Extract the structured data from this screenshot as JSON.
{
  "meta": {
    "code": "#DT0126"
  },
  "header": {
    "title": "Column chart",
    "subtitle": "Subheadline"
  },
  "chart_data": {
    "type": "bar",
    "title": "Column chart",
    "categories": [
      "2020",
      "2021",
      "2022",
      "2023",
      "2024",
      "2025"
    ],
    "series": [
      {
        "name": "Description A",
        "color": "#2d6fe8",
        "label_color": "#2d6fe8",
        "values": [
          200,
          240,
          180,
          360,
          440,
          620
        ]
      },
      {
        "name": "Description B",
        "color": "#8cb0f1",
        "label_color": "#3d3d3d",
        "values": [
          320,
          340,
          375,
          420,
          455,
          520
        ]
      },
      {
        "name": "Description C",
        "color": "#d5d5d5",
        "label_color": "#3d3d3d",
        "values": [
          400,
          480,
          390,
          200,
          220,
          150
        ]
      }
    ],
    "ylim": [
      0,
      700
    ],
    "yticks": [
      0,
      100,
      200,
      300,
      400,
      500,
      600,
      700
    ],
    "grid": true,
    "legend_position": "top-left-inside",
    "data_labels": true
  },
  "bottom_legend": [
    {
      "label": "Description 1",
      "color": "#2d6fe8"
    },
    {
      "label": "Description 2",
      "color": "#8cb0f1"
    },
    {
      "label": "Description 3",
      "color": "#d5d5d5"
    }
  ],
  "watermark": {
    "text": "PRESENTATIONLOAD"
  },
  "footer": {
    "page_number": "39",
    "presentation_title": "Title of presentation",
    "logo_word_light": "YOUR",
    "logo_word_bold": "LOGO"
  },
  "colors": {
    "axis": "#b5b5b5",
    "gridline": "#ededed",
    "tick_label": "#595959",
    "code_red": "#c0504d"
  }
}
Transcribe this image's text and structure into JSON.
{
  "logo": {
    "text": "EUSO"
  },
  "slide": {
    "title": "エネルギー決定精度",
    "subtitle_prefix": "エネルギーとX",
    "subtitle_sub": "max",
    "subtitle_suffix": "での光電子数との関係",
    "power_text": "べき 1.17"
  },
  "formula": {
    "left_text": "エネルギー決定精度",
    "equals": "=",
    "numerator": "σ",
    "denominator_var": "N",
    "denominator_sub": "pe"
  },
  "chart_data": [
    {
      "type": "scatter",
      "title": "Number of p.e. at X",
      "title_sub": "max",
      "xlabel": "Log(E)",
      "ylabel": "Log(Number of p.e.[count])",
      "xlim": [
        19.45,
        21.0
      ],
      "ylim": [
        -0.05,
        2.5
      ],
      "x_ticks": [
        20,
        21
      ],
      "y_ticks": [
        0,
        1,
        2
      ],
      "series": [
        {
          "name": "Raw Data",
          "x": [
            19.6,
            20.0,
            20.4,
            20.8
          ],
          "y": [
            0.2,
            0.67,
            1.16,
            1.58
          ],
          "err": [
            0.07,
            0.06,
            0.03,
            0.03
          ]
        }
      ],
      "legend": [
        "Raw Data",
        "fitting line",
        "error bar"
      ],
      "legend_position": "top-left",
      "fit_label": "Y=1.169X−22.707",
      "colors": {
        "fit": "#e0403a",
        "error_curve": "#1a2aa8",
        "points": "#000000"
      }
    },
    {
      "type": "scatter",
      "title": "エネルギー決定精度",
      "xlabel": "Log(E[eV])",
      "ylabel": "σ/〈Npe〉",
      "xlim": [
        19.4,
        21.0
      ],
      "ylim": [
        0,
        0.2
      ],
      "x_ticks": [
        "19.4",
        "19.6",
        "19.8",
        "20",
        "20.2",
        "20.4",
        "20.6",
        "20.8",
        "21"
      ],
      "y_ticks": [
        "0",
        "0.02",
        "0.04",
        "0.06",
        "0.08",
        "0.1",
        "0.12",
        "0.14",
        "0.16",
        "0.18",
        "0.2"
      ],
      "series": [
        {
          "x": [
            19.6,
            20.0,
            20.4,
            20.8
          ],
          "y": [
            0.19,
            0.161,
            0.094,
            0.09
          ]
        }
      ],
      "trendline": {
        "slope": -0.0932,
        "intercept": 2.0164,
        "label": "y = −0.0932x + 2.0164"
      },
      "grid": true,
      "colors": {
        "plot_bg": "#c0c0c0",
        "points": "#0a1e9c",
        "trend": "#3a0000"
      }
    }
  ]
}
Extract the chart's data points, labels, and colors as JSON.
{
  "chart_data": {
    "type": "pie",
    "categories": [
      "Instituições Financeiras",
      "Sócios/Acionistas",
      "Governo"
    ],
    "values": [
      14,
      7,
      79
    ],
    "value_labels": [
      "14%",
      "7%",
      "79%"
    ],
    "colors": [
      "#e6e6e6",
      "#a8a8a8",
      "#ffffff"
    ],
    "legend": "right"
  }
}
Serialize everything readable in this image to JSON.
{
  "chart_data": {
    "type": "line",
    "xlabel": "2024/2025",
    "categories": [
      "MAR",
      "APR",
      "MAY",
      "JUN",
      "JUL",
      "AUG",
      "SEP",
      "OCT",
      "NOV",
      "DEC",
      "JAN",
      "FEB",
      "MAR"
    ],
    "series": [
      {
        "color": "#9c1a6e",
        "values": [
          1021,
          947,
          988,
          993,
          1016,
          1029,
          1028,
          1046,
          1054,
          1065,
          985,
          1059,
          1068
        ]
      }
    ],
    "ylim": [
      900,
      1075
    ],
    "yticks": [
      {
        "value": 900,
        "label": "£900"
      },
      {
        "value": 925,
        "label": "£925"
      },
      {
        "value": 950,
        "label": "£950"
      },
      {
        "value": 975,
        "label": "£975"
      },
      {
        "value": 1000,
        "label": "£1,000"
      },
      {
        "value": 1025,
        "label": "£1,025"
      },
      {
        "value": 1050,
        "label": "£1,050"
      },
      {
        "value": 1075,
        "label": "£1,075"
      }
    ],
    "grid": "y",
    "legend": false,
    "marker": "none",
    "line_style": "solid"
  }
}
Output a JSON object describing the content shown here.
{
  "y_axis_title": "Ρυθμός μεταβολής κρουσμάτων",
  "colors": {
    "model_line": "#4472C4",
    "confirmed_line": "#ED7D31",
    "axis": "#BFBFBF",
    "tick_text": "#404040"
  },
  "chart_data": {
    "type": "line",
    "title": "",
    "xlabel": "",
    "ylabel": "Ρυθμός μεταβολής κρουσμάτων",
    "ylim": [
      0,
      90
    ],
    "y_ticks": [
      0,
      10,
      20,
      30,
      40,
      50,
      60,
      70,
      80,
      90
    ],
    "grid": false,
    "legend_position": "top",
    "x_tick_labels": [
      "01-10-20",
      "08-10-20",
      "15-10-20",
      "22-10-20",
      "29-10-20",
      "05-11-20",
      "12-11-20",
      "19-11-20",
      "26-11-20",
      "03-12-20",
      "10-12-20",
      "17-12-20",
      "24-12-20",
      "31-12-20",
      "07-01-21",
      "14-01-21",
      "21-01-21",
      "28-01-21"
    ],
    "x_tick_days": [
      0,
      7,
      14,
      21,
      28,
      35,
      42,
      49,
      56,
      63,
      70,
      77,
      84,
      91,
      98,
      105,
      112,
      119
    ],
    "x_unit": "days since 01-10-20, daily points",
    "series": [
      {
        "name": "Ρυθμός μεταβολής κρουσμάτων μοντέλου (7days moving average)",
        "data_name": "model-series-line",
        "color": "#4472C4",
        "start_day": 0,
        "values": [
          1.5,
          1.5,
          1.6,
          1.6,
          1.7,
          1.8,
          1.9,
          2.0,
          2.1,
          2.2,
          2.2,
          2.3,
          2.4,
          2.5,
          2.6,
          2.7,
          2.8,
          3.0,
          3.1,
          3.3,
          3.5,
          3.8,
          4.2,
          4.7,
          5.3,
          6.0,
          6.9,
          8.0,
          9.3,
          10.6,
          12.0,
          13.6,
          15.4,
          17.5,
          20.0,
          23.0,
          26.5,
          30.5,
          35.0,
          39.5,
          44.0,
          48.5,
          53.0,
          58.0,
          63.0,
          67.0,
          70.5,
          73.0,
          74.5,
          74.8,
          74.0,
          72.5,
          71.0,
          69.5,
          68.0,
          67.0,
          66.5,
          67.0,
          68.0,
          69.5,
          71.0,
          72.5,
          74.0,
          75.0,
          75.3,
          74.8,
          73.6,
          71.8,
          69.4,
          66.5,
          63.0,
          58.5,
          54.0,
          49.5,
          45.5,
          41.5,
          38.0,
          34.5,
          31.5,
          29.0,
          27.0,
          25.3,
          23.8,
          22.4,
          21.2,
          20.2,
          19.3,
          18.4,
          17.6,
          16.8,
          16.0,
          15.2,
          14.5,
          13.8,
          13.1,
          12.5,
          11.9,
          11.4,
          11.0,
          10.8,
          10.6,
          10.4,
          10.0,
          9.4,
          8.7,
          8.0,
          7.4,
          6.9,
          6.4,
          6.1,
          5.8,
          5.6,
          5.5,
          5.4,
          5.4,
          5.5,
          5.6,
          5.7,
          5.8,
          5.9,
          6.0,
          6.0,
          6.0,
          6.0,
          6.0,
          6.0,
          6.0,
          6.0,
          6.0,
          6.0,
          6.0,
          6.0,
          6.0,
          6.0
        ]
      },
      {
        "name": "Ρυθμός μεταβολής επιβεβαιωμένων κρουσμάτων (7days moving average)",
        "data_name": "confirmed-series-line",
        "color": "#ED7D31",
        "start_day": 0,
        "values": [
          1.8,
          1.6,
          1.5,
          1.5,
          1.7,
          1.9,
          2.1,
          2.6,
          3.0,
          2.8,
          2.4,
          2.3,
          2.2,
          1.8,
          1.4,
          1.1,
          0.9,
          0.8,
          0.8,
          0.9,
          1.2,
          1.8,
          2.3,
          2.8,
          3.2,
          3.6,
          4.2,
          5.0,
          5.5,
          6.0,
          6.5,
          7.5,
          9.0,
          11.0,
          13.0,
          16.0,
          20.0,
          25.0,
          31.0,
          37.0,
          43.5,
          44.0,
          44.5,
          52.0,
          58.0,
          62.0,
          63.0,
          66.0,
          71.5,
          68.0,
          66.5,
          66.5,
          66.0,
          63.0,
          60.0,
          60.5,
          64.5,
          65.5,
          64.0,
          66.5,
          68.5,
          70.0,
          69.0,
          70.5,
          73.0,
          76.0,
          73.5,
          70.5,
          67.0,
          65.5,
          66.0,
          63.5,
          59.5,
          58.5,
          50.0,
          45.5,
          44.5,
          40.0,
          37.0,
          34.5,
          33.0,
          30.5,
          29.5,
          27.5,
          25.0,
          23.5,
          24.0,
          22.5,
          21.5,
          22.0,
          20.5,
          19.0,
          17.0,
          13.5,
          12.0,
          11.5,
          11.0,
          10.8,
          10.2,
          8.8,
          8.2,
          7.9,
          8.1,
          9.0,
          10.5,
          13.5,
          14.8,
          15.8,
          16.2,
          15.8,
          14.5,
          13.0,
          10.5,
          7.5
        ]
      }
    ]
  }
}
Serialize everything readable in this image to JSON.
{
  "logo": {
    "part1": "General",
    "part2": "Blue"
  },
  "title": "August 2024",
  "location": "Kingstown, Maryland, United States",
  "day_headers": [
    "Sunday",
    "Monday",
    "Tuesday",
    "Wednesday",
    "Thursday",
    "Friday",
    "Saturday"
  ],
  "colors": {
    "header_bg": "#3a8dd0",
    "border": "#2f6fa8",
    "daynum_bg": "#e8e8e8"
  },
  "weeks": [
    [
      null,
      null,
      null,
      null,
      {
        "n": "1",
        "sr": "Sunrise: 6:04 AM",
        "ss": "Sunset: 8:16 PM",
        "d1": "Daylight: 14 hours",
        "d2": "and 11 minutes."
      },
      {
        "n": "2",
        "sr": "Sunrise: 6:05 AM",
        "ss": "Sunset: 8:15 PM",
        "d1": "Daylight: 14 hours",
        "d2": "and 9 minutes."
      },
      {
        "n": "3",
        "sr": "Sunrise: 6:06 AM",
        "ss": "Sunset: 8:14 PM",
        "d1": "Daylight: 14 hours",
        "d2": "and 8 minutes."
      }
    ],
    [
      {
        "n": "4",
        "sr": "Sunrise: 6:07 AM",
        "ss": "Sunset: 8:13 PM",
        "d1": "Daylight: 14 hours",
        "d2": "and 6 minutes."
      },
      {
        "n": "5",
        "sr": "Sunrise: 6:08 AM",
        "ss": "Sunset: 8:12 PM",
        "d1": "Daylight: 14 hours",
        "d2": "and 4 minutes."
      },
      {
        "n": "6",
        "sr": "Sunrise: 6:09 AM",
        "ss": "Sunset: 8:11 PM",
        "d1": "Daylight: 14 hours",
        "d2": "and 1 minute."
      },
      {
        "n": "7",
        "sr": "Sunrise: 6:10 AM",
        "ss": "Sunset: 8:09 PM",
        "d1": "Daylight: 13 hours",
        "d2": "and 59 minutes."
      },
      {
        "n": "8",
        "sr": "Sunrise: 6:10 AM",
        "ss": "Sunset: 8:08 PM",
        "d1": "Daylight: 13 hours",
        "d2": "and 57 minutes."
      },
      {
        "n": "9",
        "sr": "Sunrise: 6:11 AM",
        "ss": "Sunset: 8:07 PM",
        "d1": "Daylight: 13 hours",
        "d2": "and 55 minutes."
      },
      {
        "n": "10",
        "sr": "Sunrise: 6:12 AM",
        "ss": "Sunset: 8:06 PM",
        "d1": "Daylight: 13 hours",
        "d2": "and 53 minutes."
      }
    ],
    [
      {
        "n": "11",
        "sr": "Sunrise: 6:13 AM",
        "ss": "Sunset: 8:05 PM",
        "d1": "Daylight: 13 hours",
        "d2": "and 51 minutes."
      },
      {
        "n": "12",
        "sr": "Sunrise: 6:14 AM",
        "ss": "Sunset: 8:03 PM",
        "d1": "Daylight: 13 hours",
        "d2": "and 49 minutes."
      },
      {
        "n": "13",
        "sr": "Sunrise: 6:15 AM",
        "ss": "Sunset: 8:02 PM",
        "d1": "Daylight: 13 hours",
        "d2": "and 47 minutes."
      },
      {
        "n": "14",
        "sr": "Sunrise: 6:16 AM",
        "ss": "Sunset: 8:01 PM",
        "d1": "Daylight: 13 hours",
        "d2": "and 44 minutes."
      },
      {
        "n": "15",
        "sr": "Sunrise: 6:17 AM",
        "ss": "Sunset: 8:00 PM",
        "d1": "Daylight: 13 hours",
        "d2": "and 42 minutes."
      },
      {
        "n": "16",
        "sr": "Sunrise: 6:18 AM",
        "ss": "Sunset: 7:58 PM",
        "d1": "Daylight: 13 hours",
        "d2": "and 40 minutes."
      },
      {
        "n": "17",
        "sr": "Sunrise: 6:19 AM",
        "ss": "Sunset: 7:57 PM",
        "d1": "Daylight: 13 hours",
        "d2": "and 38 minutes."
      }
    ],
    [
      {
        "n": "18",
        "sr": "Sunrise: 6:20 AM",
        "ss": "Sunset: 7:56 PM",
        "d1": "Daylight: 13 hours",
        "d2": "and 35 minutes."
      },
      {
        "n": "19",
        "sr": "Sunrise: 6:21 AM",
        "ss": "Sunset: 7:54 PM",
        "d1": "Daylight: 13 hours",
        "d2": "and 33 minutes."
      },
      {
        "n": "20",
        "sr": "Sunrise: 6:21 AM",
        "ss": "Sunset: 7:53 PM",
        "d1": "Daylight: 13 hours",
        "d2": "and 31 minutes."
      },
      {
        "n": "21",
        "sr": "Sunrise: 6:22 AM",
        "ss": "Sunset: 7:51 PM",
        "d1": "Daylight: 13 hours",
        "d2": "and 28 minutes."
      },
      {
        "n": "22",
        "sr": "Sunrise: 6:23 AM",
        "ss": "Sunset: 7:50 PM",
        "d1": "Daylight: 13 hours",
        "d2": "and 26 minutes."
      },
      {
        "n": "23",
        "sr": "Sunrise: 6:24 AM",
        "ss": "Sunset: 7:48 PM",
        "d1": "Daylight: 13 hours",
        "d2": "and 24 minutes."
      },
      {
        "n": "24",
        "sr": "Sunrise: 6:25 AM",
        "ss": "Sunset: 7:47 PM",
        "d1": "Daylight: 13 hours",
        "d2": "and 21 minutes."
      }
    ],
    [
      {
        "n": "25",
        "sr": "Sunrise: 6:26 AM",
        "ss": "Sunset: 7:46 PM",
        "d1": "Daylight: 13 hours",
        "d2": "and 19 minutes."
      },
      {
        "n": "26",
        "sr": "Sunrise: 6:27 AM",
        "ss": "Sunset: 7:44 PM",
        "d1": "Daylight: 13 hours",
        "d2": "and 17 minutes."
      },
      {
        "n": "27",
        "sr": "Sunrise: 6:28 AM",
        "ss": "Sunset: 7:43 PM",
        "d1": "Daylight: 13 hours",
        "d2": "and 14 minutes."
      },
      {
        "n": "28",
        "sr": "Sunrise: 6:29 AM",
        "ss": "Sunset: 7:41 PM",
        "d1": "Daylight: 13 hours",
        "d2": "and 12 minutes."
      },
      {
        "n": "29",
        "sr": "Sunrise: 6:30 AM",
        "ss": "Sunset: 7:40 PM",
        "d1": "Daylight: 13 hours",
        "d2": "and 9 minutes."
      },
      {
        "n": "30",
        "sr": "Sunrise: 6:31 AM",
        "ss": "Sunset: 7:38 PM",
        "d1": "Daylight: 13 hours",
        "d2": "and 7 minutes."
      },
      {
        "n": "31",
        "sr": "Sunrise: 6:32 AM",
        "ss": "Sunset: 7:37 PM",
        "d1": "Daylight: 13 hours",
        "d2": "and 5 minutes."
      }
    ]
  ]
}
::::
- What you should do:
Report only the number of lines that hold the string "κρουσμάτων" in this listing.

- Exercise output:
4